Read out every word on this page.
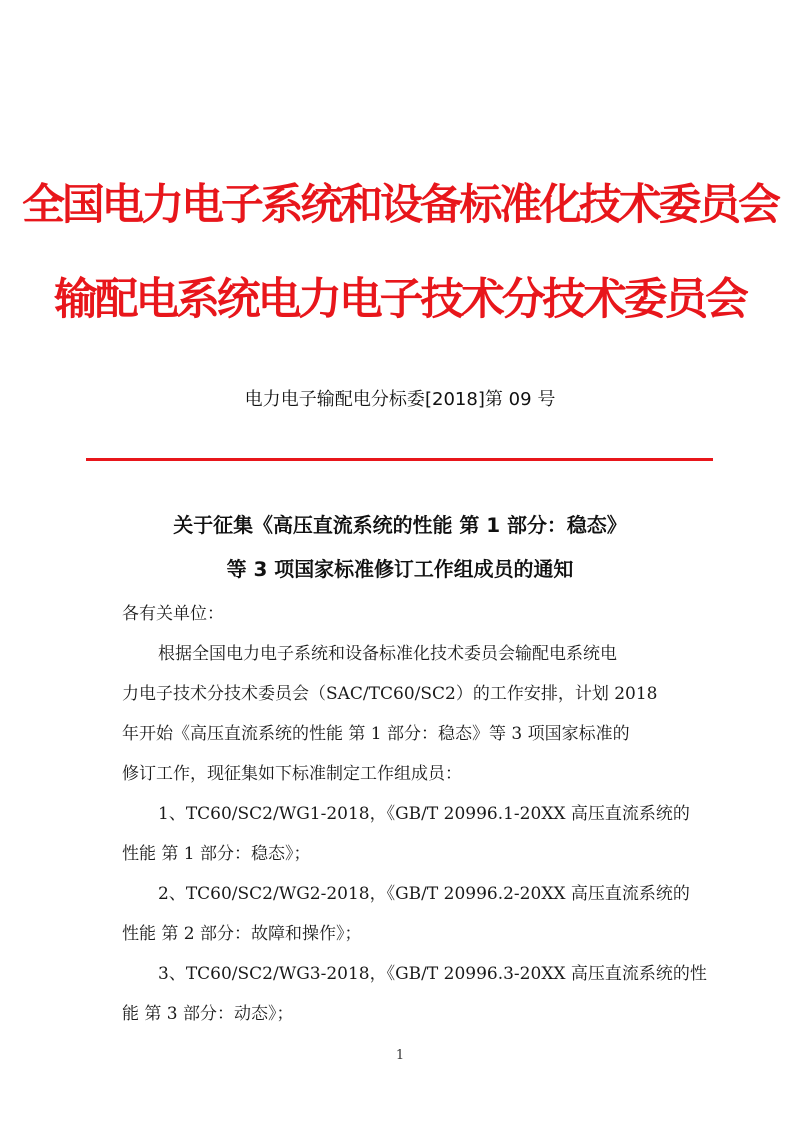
全国电力电子系统和设备标准化技术委员会
输配电系统电力电子技术分技术委员会
电力电子输配电分标委[2018]第 09 号
关于征集《高压直流系统的性能 第 1 部分：稳态》
等 3 项国家标准修订工作组成员的通知
各有关单位：
根据全国电力电子系统和设备标准化技术委员会输配电系统电
力电子技术分技术委员会（SAC/TC60/SC2）的工作安排，计划 2018
年开始《高压直流系统的性能 第 1 部分：稳态》等 3 项国家标准的
修订工作，现征集如下标准制定工作组成员：
1、TC60/SC2/WG1-2018，《GB/T 20996.1-20XX 高压直流系统的
性能 第 1 部分：稳态》；
2、TC60/SC2/WG2-2018，《GB/T 20996.2-20XX 高压直流系统的
性能 第 2 部分：故障和操作》；
3、TC60/SC2/WG3-2018，《GB/T 20996.3-20XX 高压直流系统的性
能 第 3 部分：动态》；
1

- [What is being asked]: All the records need to be repeated exactly, with the images dropped.

- [Exercise output]:
Read out every word on this page.
全国电力电子系统和设备标准化技术委员会
输配电系统电力电子技术分技术委员会
电力电子输配电分标委[2018]第 09 号
关于征集《高压直流系统的性能 第 1 部分：稳态》
等 3 项国家标准修订工作组成员的通知
各有关单位：
根据全国电力电子系统和设备标准化技术委员会输配电系统电
力电子技术分技术委员会（SAC/TC60/SC2）的工作安排，计划 2018
年开始《高压直流系统的性能 第 1 部分：稳态》等 3 项国家标准的
修订工作，现征集如下标准制定工作组成员：
1、TC60/SC2/WG1-2018，《GB/T 20996.1-20XX 高压直流系统的
性能 第 1 部分：稳态》；
2、TC60/SC2/WG2-2018，《GB/T 20996.2-20XX 高压直流系统的
性能 第 2 部分：故障和操作》；
3、TC60/SC2/WG3-2018，《GB/T 20996.3-20XX 高压直流系统的性
能 第 3 部分：动态》；
1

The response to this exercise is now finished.